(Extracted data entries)

:::

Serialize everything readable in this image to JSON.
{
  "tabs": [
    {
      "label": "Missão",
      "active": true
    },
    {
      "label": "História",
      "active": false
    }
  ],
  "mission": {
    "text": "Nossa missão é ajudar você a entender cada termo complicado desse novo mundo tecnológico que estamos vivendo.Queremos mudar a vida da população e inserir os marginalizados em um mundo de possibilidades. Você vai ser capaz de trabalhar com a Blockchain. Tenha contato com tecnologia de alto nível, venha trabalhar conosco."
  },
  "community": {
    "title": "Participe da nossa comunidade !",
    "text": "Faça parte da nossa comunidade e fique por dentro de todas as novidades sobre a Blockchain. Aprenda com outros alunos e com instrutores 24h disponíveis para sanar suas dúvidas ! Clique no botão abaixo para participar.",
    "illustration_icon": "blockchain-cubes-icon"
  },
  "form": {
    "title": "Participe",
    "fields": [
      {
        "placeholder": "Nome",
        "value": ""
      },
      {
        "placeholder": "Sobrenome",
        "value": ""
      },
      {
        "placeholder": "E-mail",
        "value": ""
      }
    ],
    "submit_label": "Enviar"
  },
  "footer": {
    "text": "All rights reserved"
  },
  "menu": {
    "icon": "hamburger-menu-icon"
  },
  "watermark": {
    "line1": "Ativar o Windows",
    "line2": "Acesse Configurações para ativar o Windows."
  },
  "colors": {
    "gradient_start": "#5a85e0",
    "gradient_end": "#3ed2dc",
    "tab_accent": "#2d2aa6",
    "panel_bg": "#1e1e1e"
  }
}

:::

▸ BRIEF: Output each record exactly, leaving nothing out.

▸ SOLUTION FOR THIS PROBLEM:
Serialize everything readable in this image to JSON.
{
  "tabs": [
    {
      "label": "Missão",
      "active": true
    },
    {
      "label": "História",
      "active": false
    }
  ],
  "mission": {
    "text": "Nossa missão é ajudar você a entender cada termo complicado desse novo mundo tecnológico que estamos vivendo.Queremos mudar a vida da população e inserir os marginalizados em um mundo de possibilidades. Você vai ser capaz de trabalhar com a Blockchain. Tenha contato com tecnologia de alto nível, venha trabalhar conosco."
  },
  "community": {
    "title": "Participe da nossa comunidade !",
    "text": "Faça parte da nossa comunidade e fique por dentro de todas as novidades sobre a Blockchain. Aprenda com outros alunos e com instrutores 24h disponíveis para sanar suas dúvidas ! Clique no botão abaixo para participar.",
    "illustration_icon": "blockchain-cubes-icon"
  },
  "form": {
    "title": "Participe",
    "fields": [
      {
        "placeholder": "Nome",
        "value": ""
      },
      {
        "placeholder": "Sobrenome",
        "value": ""
      },
      {
        "placeholder": "E-mail",
        "value": ""
      }
    ],
    "submit_label": "Enviar"
  },
  "footer": {
    "text": "All rights reserved"
  },
  "menu": {
    "icon": "hamburger-menu-icon"
  },
  "watermark": {
    "line1": "Ativar o Windows",
    "line2": "Acesse Configurações para ativar o Windows."
  },
  "colors": {
    "gradient_start": "#5a85e0",
    "gradient_end": "#3ed2dc",
    "tab_accent": "#2d2aa6",
    "panel_bg": "#1e1e1e"
  }
}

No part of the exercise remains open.